SET PROBLEM >> Write out each line of the material again, word for word.

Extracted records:
####################
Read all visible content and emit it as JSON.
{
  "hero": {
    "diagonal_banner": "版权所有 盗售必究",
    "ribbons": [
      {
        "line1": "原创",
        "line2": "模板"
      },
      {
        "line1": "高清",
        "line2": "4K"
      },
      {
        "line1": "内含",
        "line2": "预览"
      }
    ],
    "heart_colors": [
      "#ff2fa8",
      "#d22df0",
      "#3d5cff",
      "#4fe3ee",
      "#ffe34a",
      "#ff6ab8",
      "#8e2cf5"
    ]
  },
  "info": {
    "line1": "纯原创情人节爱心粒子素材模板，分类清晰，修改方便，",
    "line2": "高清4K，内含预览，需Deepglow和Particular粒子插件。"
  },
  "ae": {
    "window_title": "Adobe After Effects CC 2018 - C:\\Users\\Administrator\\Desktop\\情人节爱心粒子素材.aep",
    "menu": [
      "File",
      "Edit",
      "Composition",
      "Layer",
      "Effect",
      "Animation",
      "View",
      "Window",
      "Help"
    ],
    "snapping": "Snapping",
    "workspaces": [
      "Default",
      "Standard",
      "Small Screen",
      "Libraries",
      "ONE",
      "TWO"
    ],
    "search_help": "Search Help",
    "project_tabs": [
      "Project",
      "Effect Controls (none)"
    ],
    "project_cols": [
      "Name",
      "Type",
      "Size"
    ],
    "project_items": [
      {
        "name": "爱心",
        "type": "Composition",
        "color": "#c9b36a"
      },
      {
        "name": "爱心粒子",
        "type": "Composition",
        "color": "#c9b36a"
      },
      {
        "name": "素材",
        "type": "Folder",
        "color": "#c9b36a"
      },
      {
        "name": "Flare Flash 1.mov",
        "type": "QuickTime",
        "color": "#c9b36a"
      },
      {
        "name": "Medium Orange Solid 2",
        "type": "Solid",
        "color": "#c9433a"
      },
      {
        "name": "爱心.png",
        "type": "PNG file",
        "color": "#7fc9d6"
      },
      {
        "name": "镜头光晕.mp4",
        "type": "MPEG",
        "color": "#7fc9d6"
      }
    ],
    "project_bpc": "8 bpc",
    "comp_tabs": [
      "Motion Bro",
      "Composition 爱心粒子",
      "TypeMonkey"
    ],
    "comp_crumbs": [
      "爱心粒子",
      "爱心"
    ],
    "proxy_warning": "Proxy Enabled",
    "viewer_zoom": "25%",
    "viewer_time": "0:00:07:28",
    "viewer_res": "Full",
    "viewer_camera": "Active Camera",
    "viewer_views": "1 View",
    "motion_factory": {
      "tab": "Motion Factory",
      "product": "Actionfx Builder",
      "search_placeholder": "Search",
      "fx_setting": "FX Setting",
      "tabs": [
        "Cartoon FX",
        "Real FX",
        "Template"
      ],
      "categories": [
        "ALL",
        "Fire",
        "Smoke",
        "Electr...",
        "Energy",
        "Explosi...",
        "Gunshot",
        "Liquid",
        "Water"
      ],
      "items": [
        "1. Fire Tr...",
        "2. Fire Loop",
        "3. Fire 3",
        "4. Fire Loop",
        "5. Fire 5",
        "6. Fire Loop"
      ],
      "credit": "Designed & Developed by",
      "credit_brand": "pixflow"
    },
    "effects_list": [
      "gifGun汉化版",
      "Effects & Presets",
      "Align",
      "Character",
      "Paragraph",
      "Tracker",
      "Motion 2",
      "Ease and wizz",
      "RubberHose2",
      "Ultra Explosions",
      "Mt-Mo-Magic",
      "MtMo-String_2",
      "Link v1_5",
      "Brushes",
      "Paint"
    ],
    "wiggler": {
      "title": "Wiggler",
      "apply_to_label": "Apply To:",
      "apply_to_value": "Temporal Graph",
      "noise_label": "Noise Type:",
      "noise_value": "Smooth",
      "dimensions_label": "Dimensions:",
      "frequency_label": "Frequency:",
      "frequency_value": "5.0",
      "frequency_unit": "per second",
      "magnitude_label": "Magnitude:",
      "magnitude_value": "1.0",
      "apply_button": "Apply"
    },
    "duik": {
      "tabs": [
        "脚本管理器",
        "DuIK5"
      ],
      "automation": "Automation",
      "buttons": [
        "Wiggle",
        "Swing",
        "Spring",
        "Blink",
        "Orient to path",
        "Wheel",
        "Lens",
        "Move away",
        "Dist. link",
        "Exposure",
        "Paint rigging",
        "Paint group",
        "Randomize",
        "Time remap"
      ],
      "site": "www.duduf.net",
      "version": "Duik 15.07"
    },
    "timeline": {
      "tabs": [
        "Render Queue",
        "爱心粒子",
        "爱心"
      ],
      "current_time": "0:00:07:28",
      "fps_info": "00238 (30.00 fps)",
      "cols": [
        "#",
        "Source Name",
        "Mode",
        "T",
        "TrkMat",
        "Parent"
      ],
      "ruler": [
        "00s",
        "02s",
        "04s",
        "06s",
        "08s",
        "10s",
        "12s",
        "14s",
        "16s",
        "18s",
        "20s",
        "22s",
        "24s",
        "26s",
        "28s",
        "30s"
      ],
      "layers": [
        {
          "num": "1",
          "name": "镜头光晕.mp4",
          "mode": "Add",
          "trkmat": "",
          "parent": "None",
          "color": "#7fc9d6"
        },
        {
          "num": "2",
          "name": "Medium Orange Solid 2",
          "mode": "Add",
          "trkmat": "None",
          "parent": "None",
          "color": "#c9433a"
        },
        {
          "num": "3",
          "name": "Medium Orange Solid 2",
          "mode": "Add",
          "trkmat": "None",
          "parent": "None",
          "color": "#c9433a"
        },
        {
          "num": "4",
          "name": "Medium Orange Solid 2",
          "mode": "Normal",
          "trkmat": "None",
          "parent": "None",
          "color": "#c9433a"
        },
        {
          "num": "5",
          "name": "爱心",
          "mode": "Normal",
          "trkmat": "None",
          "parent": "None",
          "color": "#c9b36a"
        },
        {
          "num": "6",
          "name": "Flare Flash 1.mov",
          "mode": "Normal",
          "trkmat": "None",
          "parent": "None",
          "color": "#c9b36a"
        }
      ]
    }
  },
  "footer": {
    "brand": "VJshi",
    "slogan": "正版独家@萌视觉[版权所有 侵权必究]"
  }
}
####################
COMPLETE RESPONSE >>
Read all visible content and emit it as JSON.
{
  "hero": {
    "diagonal_banner": "版权所有 盗售必究",
    "ribbons": [
      {
        "line1": "原创",
        "line2": "模板"
      },
      {
        "line1": "高清",
        "line2": "4K"
      },
      {
        "line1": "内含",
        "line2": "预览"
      }
    ],
    "heart_colors": [
      "#ff2fa8",
      "#d22df0",
      "#3d5cff",
      "#4fe3ee",
      "#ffe34a",
      "#ff6ab8",
      "#8e2cf5"
    ]
  },
  "info": {
    "line1": "纯原创情人节爱心粒子素材模板，分类清晰，修改方便，",
    "line2": "高清4K，内含预览，需Deepglow和Particular粒子插件。"
  },
  "ae": {
    "window_title": "Adobe After Effects CC 2018 - C:\\Users\\Administrator\\Desktop\\情人节爱心粒子素材.aep",
    "menu": [
      "File",
      "Edit",
      "Composition",
      "Layer",
      "Effect",
      "Animation",
      "View",
      "Window",
      "Help"
    ],
    "snapping": "Snapping",
    "workspaces": [
      "Default",
      "Standard",
      "Small Screen",
      "Libraries",
      "ONE",
      "TWO"
    ],
    "search_help": "Search Help",
    "project_tabs": [
      "Project",
      "Effect Controls (none)"
    ],
    "project_cols": [
      "Name",
      "Type",
      "Size"
    ],
    "project_items": [
      {
        "name": "爱心",
        "type": "Composition",
        "color": "#c9b36a"
      },
      {
        "name": "爱心粒子",
        "type": "Composition",
        "color": "#c9b36a"
      },
      {
        "name": "素材",
        "type": "Folder",
        "color": "#c9b36a"
      },
      {
        "name": "Flare Flash 1.mov",
        "type": "QuickTime",
        "color": "#c9b36a"
      },
      {
        "name": "Medium Orange Solid 2",
        "type": "Solid",
        "color": "#c9433a"
      },
      {
        "name": "爱心.png",
        "type": "PNG file",
        "color": "#7fc9d6"
      },
      {
        "name": "镜头光晕.mp4",
        "type": "MPEG",
        "color": "#7fc9d6"
      }
    ],
    "project_bpc": "8 bpc",
    "comp_tabs": [
      "Motion Bro",
      "Composition 爱心粒子",
      "TypeMonkey"
    ],
    "comp_crumbs": [
      "爱心粒子",
      "爱心"
    ],
    "proxy_warning": "Proxy Enabled",
    "viewer_zoom": "25%",
    "viewer_time": "0:00:07:28",
    "viewer_res": "Full",
    "viewer_camera": "Active Camera",
    "viewer_views": "1 View",
    "motion_factory": {
      "tab": "Motion Factory",
      "product": "Actionfx Builder",
      "search_placeholder": "Search",
      "fx_setting": "FX Setting",
      "tabs": [
        "Cartoon FX",
        "Real FX",
        "Template"
      ],
      "categories": [
        "ALL",
        "Fire",
        "Smoke",
        "Electr...",
        "Energy",
        "Explosi...",
        "Gunshot",
        "Liquid",
        "Water"
      ],
      "items": [
        "1. Fire Tr...",
        "2. Fire Loop",
        "3. Fire 3",
        "4. Fire Loop",
        "5. Fire 5",
        "6. Fire Loop"
      ],
      "credit": "Designed & Developed by",
      "credit_brand": "pixflow"
    },
    "effects_list": [
      "gifGun汉化版",
      "Effects & Presets",
      "Align",
      "Character",
      "Paragraph",
      "Tracker",
      "Motion 2",
      "Ease and wizz",
      "RubberHose2",
      "Ultra Explosions",
      "Mt-Mo-Magic",
      "MtMo-String_2",
      "Link v1_5",
      "Brushes",
      "Paint"
    ],
    "wiggler": {
      "title": "Wiggler",
      "apply_to_label": "Apply To:",
      "apply_to_value": "Temporal Graph",
      "noise_label": "Noise Type:",
      "noise_value": "Smooth",
      "dimensions_label": "Dimensions:",
      "frequency_label": "Frequency:",
      "frequency_value": "5.0",
      "frequency_unit": "per second",
      "magnitude_label": "Magnitude:",
      "magnitude_value": "1.0",
      "apply_button": "Apply"
    },
    "duik": {
      "tabs": [
        "脚本管理器",
        "DuIK5"
      ],
      "automation": "Automation",
      "buttons": [
        "Wiggle",
        "Swing",
        "Spring",
        "Blink",
        "Orient to path",
        "Wheel",
        "Lens",
        "Move away",
        "Dist. link",
        "Exposure",
        "Paint rigging",
        "Paint group",
        "Randomize",
        "Time remap"
      ],
      "site": "www.duduf.net",
      "version": "Duik 15.07"
    },
    "timeline": {
      "tabs": [
        "Render Queue",
        "爱心粒子",
        "爱心"
      ],
      "current_time": "0:00:07:28",
      "fps_info": "00238 (30.00 fps)",
      "cols": [
        "#",
        "Source Name",
        "Mode",
        "T",
        "TrkMat",
        "Parent"
      ],
      "ruler": [
        "00s",
        "02s",
        "04s",
        "06s",
        "08s",
        "10s",
        "12s",
        "14s",
        "16s",
        "18s",
        "20s",
        "22s",
        "24s",
        "26s",
        "28s",
        "30s"
      ],
      "layers": [
        {
          "num": "1",
          "name": "镜头光晕.mp4",
          "mode": "Add",
          "trkmat": "",
          "parent": "None",
          "color": "#7fc9d6"
        },
        {
          "num": "2",
          "name": "Medium Orange Solid 2",
          "mode": "Add",
          "trkmat": "None",
          "parent": "None",
          "color": "#c9433a"
        },
        {
          "num": "3",
          "name": "Medium Orange Solid 2",
          "mode": "Add",
          "trkmat": "None",
          "parent": "None",
          "color": "#c9433a"
        },
        {
          "num": "4",
          "name": "Medium Orange Solid 2",
          "mode": "Normal",
          "trkmat": "None",
          "parent": "None",
          "color": "#c9433a"
        },
        {
          "num": "5",
          "name": "爱心",
          "mode": "Normal",
          "trkmat": "None",
          "parent": "None",
          "color": "#c9b36a"
        },
        {
          "num": "6",
          "name": "Flare Flash 1.mov",
          "mode": "Normal",
          "trkmat": "None",
          "parent": "None",
          "color": "#c9b36a"
        }
      ]
    }
  },
  "footer": {
    "brand": "VJshi",
    "slogan": "正版独家@萌视觉[版权所有 侵权必究]"
  }
}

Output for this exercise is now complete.